[Start RECORD EXCERPTS]

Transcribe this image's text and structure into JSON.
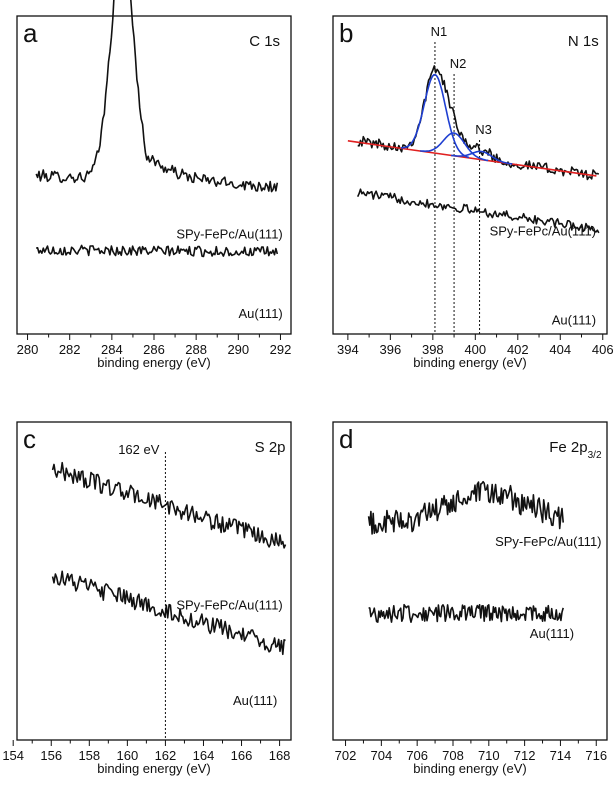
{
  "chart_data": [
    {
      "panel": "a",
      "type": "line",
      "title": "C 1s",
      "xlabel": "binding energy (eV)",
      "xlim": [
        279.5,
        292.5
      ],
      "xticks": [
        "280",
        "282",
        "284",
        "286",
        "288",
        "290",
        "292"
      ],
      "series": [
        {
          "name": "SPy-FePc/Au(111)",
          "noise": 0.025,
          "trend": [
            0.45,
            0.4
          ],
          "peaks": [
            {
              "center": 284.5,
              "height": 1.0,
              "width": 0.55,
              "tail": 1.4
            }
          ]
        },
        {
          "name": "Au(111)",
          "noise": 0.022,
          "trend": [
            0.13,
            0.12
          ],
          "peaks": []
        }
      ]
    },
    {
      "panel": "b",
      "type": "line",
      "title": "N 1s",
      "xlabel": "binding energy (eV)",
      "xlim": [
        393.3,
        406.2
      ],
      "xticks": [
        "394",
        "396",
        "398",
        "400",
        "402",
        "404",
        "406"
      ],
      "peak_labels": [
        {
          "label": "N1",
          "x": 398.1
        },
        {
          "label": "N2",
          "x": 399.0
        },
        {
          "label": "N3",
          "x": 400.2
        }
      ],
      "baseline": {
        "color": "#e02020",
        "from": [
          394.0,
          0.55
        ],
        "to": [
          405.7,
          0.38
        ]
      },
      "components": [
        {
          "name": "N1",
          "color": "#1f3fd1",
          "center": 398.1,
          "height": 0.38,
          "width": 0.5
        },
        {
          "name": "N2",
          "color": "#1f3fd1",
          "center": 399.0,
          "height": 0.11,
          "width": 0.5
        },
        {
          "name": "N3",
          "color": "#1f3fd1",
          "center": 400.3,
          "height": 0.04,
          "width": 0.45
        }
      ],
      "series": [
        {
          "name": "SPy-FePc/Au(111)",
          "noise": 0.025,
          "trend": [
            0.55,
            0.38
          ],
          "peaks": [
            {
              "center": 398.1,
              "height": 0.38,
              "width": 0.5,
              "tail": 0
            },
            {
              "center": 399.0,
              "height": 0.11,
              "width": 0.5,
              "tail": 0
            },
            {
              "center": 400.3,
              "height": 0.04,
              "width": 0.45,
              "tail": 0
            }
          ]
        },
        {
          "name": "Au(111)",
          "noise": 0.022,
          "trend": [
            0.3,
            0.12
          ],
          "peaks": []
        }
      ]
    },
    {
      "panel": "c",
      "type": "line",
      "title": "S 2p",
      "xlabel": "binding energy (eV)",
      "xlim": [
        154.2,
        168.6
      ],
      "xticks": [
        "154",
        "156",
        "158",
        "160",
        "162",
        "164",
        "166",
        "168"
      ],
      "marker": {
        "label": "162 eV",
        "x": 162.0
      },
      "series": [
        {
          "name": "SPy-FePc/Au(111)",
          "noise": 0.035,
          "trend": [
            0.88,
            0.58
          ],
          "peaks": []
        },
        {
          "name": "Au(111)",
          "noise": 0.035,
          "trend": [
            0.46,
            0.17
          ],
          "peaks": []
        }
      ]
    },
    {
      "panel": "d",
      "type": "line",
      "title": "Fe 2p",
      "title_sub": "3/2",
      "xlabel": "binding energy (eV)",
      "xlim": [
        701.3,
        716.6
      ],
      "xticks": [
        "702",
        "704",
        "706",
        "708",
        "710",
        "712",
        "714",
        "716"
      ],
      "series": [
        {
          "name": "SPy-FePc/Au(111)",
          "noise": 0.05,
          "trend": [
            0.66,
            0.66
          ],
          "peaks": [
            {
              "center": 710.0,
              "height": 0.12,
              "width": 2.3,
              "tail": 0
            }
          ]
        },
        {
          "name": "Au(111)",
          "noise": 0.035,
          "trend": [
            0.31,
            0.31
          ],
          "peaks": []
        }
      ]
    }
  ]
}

[End RECORD EXCERPTS]
[Start RECORD EXCERPTS]

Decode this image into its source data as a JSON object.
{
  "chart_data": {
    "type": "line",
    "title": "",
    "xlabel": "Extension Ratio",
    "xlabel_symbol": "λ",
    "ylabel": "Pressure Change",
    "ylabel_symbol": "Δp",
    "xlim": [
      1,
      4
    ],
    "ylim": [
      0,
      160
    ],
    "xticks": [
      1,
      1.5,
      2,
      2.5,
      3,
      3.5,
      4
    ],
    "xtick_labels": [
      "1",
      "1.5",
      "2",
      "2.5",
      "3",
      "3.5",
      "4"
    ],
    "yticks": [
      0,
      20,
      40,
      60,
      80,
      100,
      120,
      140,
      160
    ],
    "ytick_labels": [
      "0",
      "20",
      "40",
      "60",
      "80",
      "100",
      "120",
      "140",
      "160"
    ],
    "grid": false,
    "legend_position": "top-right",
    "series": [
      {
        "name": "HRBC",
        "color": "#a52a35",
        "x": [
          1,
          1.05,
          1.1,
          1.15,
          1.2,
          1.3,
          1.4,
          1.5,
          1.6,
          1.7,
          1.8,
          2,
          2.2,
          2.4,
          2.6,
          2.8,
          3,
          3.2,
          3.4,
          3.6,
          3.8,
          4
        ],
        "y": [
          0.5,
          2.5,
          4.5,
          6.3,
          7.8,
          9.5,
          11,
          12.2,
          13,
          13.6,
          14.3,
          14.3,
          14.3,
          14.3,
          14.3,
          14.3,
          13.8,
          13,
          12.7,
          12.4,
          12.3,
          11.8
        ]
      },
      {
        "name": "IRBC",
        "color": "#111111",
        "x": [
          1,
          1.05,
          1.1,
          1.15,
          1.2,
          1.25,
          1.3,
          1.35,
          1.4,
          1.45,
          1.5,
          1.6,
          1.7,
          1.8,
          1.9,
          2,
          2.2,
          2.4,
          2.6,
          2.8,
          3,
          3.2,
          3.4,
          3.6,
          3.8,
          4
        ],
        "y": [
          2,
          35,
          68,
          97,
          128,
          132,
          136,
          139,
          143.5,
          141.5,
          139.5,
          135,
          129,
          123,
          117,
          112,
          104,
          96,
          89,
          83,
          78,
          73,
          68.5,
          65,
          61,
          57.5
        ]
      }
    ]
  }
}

[End RECORD EXCERPTS]

Extract all lines that hold the word "this".

THE SOLUTION:
Transcribe this image's text and structure into JSON.
Decode this image into its source data as a JSON object.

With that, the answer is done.